### Input rows
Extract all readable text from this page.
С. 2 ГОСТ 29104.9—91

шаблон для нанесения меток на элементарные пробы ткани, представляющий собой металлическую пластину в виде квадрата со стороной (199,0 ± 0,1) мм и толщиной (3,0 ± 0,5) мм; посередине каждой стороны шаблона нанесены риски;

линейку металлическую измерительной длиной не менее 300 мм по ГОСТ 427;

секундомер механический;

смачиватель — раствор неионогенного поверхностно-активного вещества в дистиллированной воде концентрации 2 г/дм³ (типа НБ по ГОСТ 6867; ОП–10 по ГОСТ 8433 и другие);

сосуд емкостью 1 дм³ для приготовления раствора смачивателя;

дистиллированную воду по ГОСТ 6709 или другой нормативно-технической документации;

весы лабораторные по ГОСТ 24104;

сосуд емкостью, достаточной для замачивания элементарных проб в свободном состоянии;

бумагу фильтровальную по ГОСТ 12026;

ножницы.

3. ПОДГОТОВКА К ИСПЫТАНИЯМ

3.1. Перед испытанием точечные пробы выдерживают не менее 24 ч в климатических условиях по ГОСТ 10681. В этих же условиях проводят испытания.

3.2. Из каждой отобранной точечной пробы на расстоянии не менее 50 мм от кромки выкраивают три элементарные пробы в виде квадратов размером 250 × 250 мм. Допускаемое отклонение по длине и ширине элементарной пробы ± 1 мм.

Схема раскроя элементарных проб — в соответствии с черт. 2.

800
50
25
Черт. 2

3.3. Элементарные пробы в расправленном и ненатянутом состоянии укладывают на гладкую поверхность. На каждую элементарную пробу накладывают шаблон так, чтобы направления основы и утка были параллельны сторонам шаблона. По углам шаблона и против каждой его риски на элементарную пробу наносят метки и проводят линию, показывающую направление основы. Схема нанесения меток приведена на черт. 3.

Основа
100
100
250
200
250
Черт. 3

### Stated problem
Please set down each line of the records exactly as given.

### Written response
Extract all readable text from this page.
С. 2 ГОСТ 29104.9—91

шаблон для нанесения меток на элементарные пробы ткани, представляющий собой металлическую пластину в виде квадрата со стороной (199,0 ± 0,1) мм и толщиной (3,0 ± 0,5) мм; посередине каждой стороны шаблона нанесены риски;

линейку металлическую измерительной длиной не менее 300 мм по ГОСТ 427;

секундомер механический;

смачиватель — раствор неионогенного поверхностно-активного вещества в дистиллированной воде концентрации 2 г/дм³ (типа НБ по ГОСТ 6867; ОП–10 по ГОСТ 8433 и другие);

сосуд емкостью 1 дм³ для приготовления раствора смачивателя;

дистиллированную воду по ГОСТ 6709 или другой нормативно-технической документации;

весы лабораторные по ГОСТ 24104;

сосуд емкостью, достаточной для замачивания элементарных проб в свободном состоянии;

бумагу фильтровальную по ГОСТ 12026;

ножницы.

3. ПОДГОТОВКА К ИСПЫТАНИЯМ

3.1. Перед испытанием точечные пробы выдерживают не менее 24 ч в климатических условиях по ГОСТ 10681. В этих же условиях проводят испытания.

3.2. Из каждой отобранной точечной пробы на расстоянии не менее 50 мм от кромки выкраивают три элементарные пробы в виде квадратов размером 250 × 250 мм. Допускаемое отклонение по длине и ширине элементарной пробы ± 1 мм.

Схема раскроя элементарных проб — в соответствии с черт. 2.

800
50
25
Черт. 2

3.3. Элементарные пробы в расправленном и ненатянутом состоянии укладывают на гладкую поверхность. На каждую элементарную пробу накладывают шаблон так, чтобы направления основы и утка были параллельны сторонам шаблона. По углам шаблона и против каждой его риски на элементарную пробу наносят метки и проводят линию, показывающую направление основы. Схема нанесения меток приведена на черт. 3.

Основа
100
100
250
200
250
Черт. 3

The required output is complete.